**Exercise data**:
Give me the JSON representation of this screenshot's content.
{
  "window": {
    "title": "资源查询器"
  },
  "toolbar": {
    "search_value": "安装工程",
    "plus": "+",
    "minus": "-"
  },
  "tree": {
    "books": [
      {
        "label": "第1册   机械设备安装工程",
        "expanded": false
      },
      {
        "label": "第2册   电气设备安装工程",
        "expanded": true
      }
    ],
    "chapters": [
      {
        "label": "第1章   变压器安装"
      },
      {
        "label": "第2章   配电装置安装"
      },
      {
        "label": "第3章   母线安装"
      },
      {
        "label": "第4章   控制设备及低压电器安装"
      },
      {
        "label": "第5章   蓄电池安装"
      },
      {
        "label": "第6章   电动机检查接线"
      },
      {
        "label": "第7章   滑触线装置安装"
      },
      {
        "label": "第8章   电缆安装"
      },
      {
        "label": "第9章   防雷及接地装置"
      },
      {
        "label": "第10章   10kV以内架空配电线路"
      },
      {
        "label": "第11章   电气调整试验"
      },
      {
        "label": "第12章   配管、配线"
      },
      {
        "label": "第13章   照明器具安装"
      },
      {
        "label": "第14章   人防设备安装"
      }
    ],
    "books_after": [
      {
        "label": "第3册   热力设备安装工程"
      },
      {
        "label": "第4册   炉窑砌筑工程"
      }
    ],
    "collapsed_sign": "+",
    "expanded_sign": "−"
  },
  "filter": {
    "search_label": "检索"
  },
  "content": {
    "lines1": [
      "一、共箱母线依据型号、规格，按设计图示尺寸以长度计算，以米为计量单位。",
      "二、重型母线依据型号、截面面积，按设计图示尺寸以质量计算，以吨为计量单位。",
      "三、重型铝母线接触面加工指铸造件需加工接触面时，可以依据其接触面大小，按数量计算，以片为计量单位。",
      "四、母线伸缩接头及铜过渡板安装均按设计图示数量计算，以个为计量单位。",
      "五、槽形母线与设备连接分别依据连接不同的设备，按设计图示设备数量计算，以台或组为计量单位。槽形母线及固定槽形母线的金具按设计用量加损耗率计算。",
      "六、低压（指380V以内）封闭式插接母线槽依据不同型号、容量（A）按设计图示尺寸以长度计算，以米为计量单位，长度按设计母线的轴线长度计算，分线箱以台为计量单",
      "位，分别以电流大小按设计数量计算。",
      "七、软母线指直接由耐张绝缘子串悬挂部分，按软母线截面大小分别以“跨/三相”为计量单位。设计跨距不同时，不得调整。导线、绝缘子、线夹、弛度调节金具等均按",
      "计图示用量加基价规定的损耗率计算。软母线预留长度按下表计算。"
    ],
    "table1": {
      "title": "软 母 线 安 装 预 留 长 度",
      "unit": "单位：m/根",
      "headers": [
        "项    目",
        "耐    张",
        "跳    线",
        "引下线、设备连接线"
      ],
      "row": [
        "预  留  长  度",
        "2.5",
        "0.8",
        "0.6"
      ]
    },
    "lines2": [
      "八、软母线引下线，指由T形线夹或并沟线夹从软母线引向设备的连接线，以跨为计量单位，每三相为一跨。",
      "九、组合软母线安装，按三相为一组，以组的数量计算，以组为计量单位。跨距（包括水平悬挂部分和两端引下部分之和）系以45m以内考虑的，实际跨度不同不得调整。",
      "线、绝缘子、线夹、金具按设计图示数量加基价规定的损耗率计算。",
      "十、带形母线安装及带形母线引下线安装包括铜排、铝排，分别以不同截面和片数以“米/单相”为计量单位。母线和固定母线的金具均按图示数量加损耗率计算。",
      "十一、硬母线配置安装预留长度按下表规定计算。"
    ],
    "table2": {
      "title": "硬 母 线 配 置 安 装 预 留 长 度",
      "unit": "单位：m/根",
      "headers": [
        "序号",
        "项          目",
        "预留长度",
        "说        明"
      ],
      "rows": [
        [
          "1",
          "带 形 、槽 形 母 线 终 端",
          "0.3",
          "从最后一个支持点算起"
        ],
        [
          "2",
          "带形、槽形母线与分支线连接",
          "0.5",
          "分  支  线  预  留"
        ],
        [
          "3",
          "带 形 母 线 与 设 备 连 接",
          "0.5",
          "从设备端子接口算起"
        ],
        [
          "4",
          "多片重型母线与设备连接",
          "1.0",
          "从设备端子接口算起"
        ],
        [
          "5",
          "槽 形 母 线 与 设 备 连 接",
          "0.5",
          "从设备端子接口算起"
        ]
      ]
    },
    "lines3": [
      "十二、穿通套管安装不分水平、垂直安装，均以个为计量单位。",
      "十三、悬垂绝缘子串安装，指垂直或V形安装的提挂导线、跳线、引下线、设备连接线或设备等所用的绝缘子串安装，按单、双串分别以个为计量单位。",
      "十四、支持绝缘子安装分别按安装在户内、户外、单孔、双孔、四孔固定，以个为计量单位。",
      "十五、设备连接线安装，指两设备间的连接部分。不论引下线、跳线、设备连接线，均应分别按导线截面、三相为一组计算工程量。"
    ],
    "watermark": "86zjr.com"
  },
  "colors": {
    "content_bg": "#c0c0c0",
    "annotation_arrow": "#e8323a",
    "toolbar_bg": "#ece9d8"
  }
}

**Short problem**: From the records above, please extract every line and repeat it exactly.

**Output of the exercise**:
Give me the JSON representation of this screenshot's content.
{
  "window": {
    "title": "资源查询器"
  },
  "toolbar": {
    "search_value": "安装工程",
    "plus": "+",
    "minus": "-"
  },
  "tree": {
    "books": [
      {
        "label": "第1册   机械设备安装工程",
        "expanded": false
      },
      {
        "label": "第2册   电气设备安装工程",
        "expanded": true
      }
    ],
    "chapters": [
      {
        "label": "第1章   变压器安装"
      },
      {
        "label": "第2章   配电装置安装"
      },
      {
        "label": "第3章   母线安装"
      },
      {
        "label": "第4章   控制设备及低压电器安装"
      },
      {
        "label": "第5章   蓄电池安装"
      },
      {
        "label": "第6章   电动机检查接线"
      },
      {
        "label": "第7章   滑触线装置安装"
      },
      {
        "label": "第8章   电缆安装"
      },
      {
        "label": "第9章   防雷及接地装置"
      },
      {
        "label": "第10章   10kV以内架空配电线路"
      },
      {
        "label": "第11章   电气调整试验"
      },
      {
        "label": "第12章   配管、配线"
      },
      {
        "label": "第13章   照明器具安装"
      },
      {
        "label": "第14章   人防设备安装"
      }
    ],
    "books_after": [
      {
        "label": "第3册   热力设备安装工程"
      },
      {
        "label": "第4册   炉窑砌筑工程"
      }
    ],
    "collapsed_sign": "+",
    "expanded_sign": "−"
  },
  "filter": {
    "search_label": "检索"
  },
  "content": {
    "lines1": [
      "一、共箱母线依据型号、规格，按设计图示尺寸以长度计算，以米为计量单位。",
      "二、重型母线依据型号、截面面积，按设计图示尺寸以质量计算，以吨为计量单位。",
      "三、重型铝母线接触面加工指铸造件需加工接触面时，可以依据其接触面大小，按数量计算，以片为计量单位。",
      "四、母线伸缩接头及铜过渡板安装均按设计图示数量计算，以个为计量单位。",
      "五、槽形母线与设备连接分别依据连接不同的设备，按设计图示设备数量计算，以台或组为计量单位。槽形母线及固定槽形母线的金具按设计用量加损耗率计算。",
      "六、低压（指380V以内）封闭式插接母线槽依据不同型号、容量（A）按设计图示尺寸以长度计算，以米为计量单位，长度按设计母线的轴线长度计算，分线箱以台为计量单",
      "位，分别以电流大小按设计数量计算。",
      "七、软母线指直接由耐张绝缘子串悬挂部分，按软母线截面大小分别以“跨/三相”为计量单位。设计跨距不同时，不得调整。导线、绝缘子、线夹、弛度调节金具等均按",
      "计图示用量加基价规定的损耗率计算。软母线预留长度按下表计算。"
    ],
    "table1": {
      "title": "软 母 线 安 装 预 留 长 度",
      "unit": "单位：m/根",
      "headers": [
        "项    目",
        "耐    张",
        "跳    线",
        "引下线、设备连接线"
      ],
      "row": [
        "预  留  长  度",
        "2.5",
        "0.8",
        "0.6"
      ]
    },
    "lines2": [
      "八、软母线引下线，指由T形线夹或并沟线夹从软母线引向设备的连接线，以跨为计量单位，每三相为一跨。",
      "九、组合软母线安装，按三相为一组，以组的数量计算，以组为计量单位。跨距（包括水平悬挂部分和两端引下部分之和）系以45m以内考虑的，实际跨度不同不得调整。",
      "线、绝缘子、线夹、金具按设计图示数量加基价规定的损耗率计算。",
      "十、带形母线安装及带形母线引下线安装包括铜排、铝排，分别以不同截面和片数以“米/单相”为计量单位。母线和固定母线的金具均按图示数量加损耗率计算。",
      "十一、硬母线配置安装预留长度按下表规定计算。"
    ],
    "table2": {
      "title": "硬 母 线 配 置 安 装 预 留 长 度",
      "unit": "单位：m/根",
      "headers": [
        "序号",
        "项          目",
        "预留长度",
        "说        明"
      ],
      "rows": [
        [
          "1",
          "带 形 、槽 形 母 线 终 端",
          "0.3",
          "从最后一个支持点算起"
        ],
        [
          "2",
          "带形、槽形母线与分支线连接",
          "0.5",
          "分  支  线  预  留"
        ],
        [
          "3",
          "带 形 母 线 与 设 备 连 接",
          "0.5",
          "从设备端子接口算起"
        ],
        [
          "4",
          "多片重型母线与设备连接",
          "1.0",
          "从设备端子接口算起"
        ],
        [
          "5",
          "槽 形 母 线 与 设 备 连 接",
          "0.5",
          "从设备端子接口算起"
        ]
      ]
    },
    "lines3": [
      "十二、穿通套管安装不分水平、垂直安装，均以个为计量单位。",
      "十三、悬垂绝缘子串安装，指垂直或V形安装的提挂导线、跳线、引下线、设备连接线或设备等所用的绝缘子串安装，按单、双串分别以个为计量单位。",
      "十四、支持绝缘子安装分别按安装在户内、户外、单孔、双孔、四孔固定，以个为计量单位。",
      "十五、设备连接线安装，指两设备间的连接部分。不论引下线、跳线、设备连接线，均应分别按导线截面、三相为一组计算工程量。"
    ],
    "watermark": "86zjr.com"
  },
  "colors": {
    "content_bg": "#c0c0c0",
    "annotation_arrow": "#e8323a",
    "toolbar_bg": "#ece9d8"
  }
}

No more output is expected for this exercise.